(Collected data entries)
######
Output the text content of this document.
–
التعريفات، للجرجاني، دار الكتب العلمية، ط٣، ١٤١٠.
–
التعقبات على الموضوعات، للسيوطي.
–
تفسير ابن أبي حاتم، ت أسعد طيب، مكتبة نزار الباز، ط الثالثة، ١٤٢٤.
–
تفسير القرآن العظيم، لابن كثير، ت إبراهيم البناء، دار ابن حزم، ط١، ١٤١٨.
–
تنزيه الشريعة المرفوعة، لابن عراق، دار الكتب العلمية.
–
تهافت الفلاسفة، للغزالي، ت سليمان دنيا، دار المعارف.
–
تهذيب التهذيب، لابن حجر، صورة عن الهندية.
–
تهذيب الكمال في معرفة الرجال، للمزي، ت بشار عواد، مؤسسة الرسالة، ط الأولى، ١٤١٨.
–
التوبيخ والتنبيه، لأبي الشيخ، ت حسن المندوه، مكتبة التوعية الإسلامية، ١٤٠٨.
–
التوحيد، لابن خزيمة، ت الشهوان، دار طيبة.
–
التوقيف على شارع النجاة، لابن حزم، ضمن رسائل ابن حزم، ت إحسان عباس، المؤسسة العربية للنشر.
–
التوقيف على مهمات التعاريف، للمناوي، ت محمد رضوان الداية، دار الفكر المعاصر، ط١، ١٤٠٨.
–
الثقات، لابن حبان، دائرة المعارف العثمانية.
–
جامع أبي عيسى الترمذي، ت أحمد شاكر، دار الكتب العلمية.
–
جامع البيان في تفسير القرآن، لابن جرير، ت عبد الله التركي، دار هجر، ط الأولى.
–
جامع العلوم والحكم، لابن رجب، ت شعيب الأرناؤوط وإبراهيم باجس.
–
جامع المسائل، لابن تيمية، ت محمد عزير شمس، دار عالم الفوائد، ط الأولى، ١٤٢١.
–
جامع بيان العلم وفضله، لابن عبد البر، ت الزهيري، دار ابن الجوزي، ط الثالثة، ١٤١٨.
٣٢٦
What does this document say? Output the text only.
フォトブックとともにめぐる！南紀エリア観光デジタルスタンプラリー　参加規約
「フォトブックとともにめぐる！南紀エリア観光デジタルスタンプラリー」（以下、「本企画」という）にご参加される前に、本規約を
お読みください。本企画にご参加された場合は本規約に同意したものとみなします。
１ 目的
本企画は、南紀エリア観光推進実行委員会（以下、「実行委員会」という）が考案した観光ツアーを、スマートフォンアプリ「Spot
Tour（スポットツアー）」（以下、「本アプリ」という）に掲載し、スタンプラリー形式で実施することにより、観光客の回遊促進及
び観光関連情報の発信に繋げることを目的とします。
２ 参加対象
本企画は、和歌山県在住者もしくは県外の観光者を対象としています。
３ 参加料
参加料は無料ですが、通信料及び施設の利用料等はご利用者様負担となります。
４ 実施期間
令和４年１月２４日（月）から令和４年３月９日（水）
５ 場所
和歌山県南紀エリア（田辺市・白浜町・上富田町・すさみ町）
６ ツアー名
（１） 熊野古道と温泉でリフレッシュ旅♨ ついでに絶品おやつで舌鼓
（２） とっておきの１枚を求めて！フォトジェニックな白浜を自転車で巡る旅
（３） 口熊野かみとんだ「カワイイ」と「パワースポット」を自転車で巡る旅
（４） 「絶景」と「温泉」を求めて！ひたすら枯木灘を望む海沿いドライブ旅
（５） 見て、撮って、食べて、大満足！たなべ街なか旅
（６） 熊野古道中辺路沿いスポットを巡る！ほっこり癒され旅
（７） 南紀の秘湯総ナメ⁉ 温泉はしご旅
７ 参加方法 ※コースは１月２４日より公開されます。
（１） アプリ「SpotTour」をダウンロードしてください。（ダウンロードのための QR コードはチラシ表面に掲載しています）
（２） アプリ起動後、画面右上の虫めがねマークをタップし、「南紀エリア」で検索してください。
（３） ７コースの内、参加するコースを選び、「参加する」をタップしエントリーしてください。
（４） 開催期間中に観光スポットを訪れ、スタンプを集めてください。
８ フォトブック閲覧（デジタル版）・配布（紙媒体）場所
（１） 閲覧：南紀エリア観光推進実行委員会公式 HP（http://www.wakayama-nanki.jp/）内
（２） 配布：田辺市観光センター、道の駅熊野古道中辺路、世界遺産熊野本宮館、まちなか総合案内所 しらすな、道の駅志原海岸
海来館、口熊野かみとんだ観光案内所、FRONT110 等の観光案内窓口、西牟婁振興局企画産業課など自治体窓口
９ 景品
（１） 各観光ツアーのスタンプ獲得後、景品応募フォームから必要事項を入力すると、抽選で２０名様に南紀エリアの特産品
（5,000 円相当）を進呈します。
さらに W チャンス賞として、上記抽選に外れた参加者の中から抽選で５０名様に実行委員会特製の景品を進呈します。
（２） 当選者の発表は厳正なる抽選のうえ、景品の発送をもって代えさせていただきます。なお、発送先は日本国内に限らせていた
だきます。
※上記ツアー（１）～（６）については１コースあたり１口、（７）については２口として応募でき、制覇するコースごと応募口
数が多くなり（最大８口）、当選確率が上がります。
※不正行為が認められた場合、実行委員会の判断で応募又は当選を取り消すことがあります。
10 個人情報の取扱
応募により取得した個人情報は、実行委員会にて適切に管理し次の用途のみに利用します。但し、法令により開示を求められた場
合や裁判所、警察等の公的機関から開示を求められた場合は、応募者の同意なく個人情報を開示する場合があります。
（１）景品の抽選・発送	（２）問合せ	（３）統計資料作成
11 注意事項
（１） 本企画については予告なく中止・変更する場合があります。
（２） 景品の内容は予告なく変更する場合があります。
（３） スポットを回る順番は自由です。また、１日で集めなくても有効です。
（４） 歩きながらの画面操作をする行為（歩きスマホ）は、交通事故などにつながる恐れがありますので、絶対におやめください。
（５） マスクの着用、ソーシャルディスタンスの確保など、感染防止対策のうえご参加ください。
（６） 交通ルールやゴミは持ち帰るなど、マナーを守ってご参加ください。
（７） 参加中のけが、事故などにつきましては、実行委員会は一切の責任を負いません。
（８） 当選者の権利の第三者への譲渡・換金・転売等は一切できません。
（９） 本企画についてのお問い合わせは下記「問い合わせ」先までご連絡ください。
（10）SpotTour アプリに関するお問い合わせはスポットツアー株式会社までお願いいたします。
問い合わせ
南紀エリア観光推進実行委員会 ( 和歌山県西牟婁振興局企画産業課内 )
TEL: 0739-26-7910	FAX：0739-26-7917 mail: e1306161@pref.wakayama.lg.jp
######
» GIVEN REQUEST
List the lines of the entries that include "الثالثة".

» SOLVED EXERCISE
تفسير ابن أبي حاتم، ت أسعد طيب، مكتبة نزار الباز، ط الثالثة، ١٤٢٤.
جامع بيان العلم وفضله، لابن عبد البر، ت الزهيري، دار ابن الجوزي، ط الثالثة، ١٤١٨.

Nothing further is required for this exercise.